*EXERCISE DESCRIPTION:*
Leaving out the pictures, please retype each record exactly.

..............................

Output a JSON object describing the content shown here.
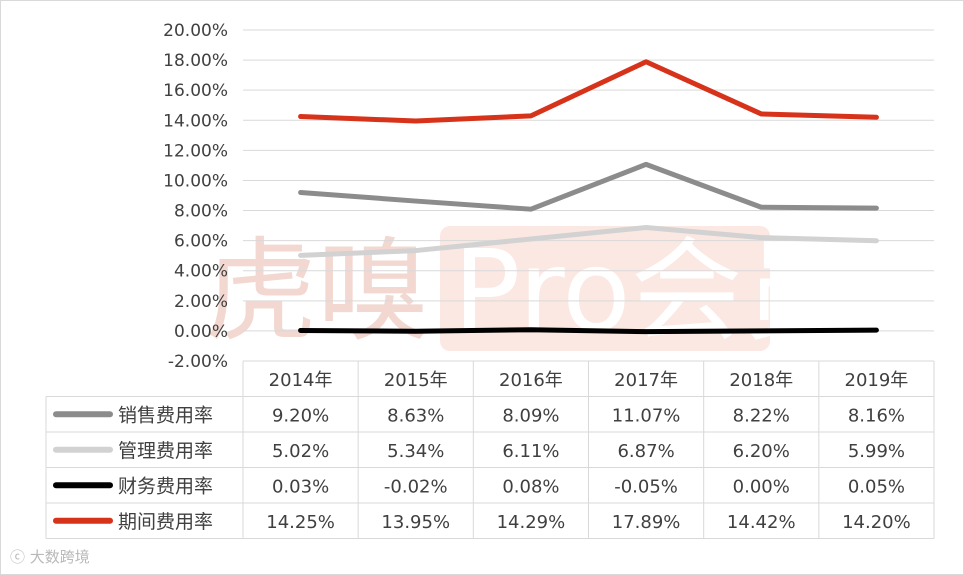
{
  "chart_data": {
    "type": "line",
    "title": "",
    "xlabel": "",
    "ylabel": "",
    "categories": [
      "2014年",
      "2015年",
      "2016年",
      "2017年",
      "2018年",
      "2019年"
    ],
    "ylim": [
      -0.02,
      0.2
    ],
    "ytick_step": 0.02,
    "y_tick_labels": [
      "-2.00%",
      "0.00%",
      "2.00%",
      "4.00%",
      "6.00%",
      "8.00%",
      "10.00%",
      "12.00%",
      "14.00%",
      "16.00%",
      "18.00%",
      "20.00%"
    ],
    "grid": true,
    "legend": "data-table-below",
    "series": [
      {
        "name": "销售费用率",
        "color": "#8c8c8c",
        "values": [
          0.092,
          0.0863,
          0.0809,
          0.1107,
          0.0822,
          0.0816
        ],
        "labels": [
          "9.20%",
          "8.63%",
          "8.09%",
          "11.07%",
          "8.22%",
          "8.16%"
        ]
      },
      {
        "name": "管理费用率",
        "color": "#d2d2d2",
        "values": [
          0.0502,
          0.0534,
          0.0611,
          0.0687,
          0.062,
          0.0599
        ],
        "labels": [
          "5.02%",
          "5.34%",
          "6.11%",
          "6.87%",
          "6.20%",
          "5.99%"
        ]
      },
      {
        "name": "财务费用率",
        "color": "#000000",
        "values": [
          0.0003,
          -0.0002,
          0.0008,
          -0.0005,
          0.0,
          0.0005
        ],
        "labels": [
          "0.03%",
          "-0.02%",
          "0.08%",
          "-0.05%",
          "0.00%",
          "0.05%"
        ]
      },
      {
        "name": "期间费用率",
        "color": "#d7321a",
        "values": [
          0.1425,
          0.1395,
          0.1429,
          0.1789,
          0.1442,
          0.142
        ],
        "labels": [
          "14.25%",
          "13.95%",
          "14.29%",
          "17.89%",
          "14.42%",
          "14.20%"
        ]
      }
    ]
  },
  "watermark": {
    "text": "虎嗅 Pro会员",
    "source": "大数跨境"
  }
}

..............................

*FINISHED TASK:*
Output a JSON object describing the content shown here.
{
  "chart_data": {
    "type": "line",
    "title": "",
    "xlabel": "",
    "ylabel": "",
    "categories": [
      "2014年",
      "2015年",
      "2016年",
      "2017年",
      "2018年",
      "2019年"
    ],
    "ylim": [
      -0.02,
      0.2
    ],
    "ytick_step": 0.02,
    "y_tick_labels": [
      "-2.00%",
      "0.00%",
      "2.00%",
      "4.00%",
      "6.00%",
      "8.00%",
      "10.00%",
      "12.00%",
      "14.00%",
      "16.00%",
      "18.00%",
      "20.00%"
    ],
    "grid": true,
    "legend": "data-table-below",
    "series": [
      {
        "name": "销售费用率",
        "color": "#8c8c8c",
        "values": [
          0.092,
          0.0863,
          0.0809,
          0.1107,
          0.0822,
          0.0816
        ],
        "labels": [
          "9.20%",
          "8.63%",
          "8.09%",
          "11.07%",
          "8.22%",
          "8.16%"
        ]
      },
      {
        "name": "管理费用率",
        "color": "#d2d2d2",
        "values": [
          0.0502,
          0.0534,
          0.0611,
          0.0687,
          0.062,
          0.0599
        ],
        "labels": [
          "5.02%",
          "5.34%",
          "6.11%",
          "6.87%",
          "6.20%",
          "5.99%"
        ]
      },
      {
        "name": "财务费用率",
        "color": "#000000",
        "values": [
          0.0003,
          -0.0002,
          0.0008,
          -0.0005,
          0.0,
          0.0005
        ],
        "labels": [
          "0.03%",
          "-0.02%",
          "0.08%",
          "-0.05%",
          "0.00%",
          "0.05%"
        ]
      },
      {
        "name": "期间费用率",
        "color": "#d7321a",
        "values": [
          0.1425,
          0.1395,
          0.1429,
          0.1789,
          0.1442,
          0.142
        ],
        "labels": [
          "14.25%",
          "13.95%",
          "14.29%",
          "17.89%",
          "14.42%",
          "14.20%"
        ]
      }
    ]
  },
  "watermark": {
    "text": "虎嗅 Pro会员",
    "source": "大数跨境"
  }
}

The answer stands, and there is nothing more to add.